DESCRIPTION OF THE TASK. Copy every line of the entries that includes the word "than".

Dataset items
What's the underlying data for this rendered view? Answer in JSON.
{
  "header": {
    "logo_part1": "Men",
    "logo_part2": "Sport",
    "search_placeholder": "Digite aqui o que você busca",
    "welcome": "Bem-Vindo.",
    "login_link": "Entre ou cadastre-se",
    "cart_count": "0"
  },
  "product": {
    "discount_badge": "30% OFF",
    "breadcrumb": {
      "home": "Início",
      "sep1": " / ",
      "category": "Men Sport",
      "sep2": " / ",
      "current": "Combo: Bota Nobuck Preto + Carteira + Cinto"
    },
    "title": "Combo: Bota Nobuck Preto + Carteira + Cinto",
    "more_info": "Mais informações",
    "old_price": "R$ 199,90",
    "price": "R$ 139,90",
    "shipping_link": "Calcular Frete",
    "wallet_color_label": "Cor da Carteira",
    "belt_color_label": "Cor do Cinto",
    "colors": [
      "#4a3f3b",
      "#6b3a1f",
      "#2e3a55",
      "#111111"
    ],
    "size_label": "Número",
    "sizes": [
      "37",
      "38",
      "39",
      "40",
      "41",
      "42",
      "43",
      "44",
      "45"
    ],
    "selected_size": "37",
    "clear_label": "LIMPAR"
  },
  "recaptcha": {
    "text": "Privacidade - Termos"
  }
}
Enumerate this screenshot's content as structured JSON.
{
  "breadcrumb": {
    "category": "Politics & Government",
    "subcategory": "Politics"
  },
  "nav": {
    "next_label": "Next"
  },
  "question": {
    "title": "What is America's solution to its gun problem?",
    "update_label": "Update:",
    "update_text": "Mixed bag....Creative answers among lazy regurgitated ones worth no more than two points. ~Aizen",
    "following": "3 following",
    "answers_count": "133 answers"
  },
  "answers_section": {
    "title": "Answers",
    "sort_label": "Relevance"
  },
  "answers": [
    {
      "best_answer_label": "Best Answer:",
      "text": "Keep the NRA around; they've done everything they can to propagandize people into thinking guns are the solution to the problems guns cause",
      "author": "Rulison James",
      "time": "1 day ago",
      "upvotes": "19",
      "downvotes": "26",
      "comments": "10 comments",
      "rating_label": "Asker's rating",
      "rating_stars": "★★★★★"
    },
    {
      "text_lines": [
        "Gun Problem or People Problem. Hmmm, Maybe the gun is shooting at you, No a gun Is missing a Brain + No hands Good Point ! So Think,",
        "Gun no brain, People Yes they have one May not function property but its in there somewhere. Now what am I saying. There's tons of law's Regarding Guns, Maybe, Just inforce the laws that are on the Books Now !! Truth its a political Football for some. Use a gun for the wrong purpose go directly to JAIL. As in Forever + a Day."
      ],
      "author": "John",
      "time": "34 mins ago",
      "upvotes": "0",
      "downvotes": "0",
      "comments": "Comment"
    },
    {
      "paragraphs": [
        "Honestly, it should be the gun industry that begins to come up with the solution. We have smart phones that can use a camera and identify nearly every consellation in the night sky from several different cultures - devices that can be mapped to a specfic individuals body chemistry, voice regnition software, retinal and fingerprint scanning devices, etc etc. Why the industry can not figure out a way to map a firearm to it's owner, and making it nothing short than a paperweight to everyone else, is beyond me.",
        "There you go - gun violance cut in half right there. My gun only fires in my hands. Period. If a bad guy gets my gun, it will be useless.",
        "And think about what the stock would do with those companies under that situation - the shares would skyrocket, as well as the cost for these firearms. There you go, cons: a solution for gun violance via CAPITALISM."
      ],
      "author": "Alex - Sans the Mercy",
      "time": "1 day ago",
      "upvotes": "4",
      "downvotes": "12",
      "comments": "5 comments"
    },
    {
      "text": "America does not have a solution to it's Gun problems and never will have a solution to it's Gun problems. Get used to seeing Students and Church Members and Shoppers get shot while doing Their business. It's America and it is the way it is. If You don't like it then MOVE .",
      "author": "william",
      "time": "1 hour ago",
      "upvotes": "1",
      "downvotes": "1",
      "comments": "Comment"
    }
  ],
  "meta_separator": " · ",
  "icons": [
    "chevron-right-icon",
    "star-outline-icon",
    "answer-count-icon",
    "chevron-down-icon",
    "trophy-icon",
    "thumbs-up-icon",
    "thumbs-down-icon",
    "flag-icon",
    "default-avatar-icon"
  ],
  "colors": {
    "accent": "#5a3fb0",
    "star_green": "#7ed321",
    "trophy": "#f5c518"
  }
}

WRITTEN ANSWER.
    "update_text": "Mixed bag....Creative answers among lazy regurgitated ones worth no more than two points. ~Aizen",
        "Honestly, it should be the gun industry that begins to come up with the solution. We have smart phones that can use a camera and identify nearly every consellation in the night sky from several different cultures - devices that can be mapped to a specfic individuals body chemistry, voice regnition software, retinal and fingerprint scanning devices, etc etc. Why the industry can not figure out a way to map a firearm to it's owner, and making it nothing short than a paperweight to everyone else, is beyond me.",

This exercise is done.